## Tasks to complete
1. In the nullification passage, how would the sentence "Certainly they were considered preferable to a standing federal army." read in Spanish?
2. Can you carry on the passage about state nullification and the Tenth Amendment from the point where it stops?

Gouras also reminds readers of the other standard anti-nullification argument: “legal scholars … say the notion runs afoul of the clause in the U.S. Constitution that declares federal law ‘the supreme law of the land.’” This conveniently ignores the modifying clause that says that laws “which shall be made in pursuance” of the Constitution “shall be the supreme law of the land.” In other words, only laws that fall within the parameters of the Constitution have supremacy. States may quite properly ignore all others.
As to those other notions that Gouras finds so crazy, all are perfectly consistent with the Tenth Amendment and the desire of Montana legislators to protect their citizens from the excesses of the federal government. Abortion, after all, was a matter left to the states prior to Roe v. Wade. Likewise, education was strictly a state matter until the mid-twentieth century; Republicans in Congress were still vowing to abolish the Department of Education in the 1990s. “A well-regulated militia” is “necessary to the security of a free state,” according to the Second Amendment; and state militias were viewed by the Founders as bulwarks against both foreign and federal invasion. Certainly they were considered preferable to a standing federal army. Even the idea of having federal law enforcement subordinate to local law enforcement is to ensure that the feds do not trample on citizens’ rights.

## Given material
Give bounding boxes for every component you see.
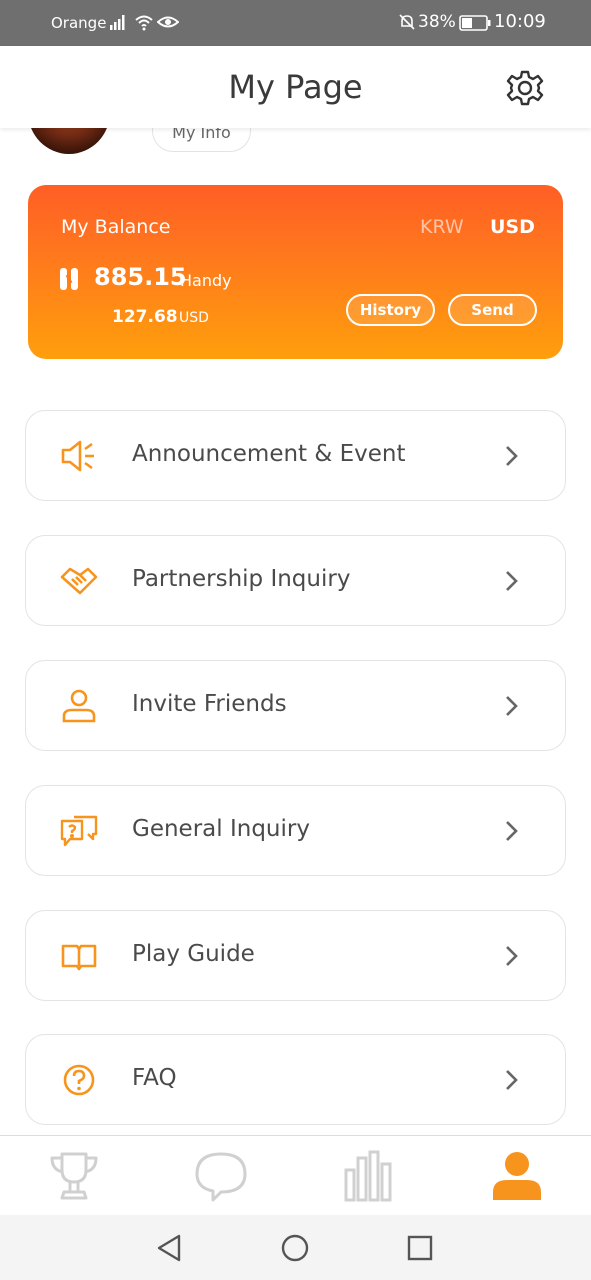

## Responses by task
1. Sin duda, se consideraban preferibles a un ejército federal permanente.

2.
Fortunately, Montana Republicans — at least those of the Tea Party persuasion — largely seem to be ignoring the caterwauling of the media and the establishment politicians. It helps that Republicans have a majority in the Senate and a supermajority in the House of Representatives — and that half of those representatives are first-timers, many of whom are Tea Party sympathizers. Of course, they’ll still have to deal with Schweitzer, who is obviously itching for a fight: He just got a new cattle brand that reads “VETO.” Given their numbers, Republicans may be able to override some of Schweitzer’s vetoes. Regardless, their mission to restore decentralized, constitutional government is worth the battle. Jefferson and Madison would agree.
Photo: The Montana state capitol.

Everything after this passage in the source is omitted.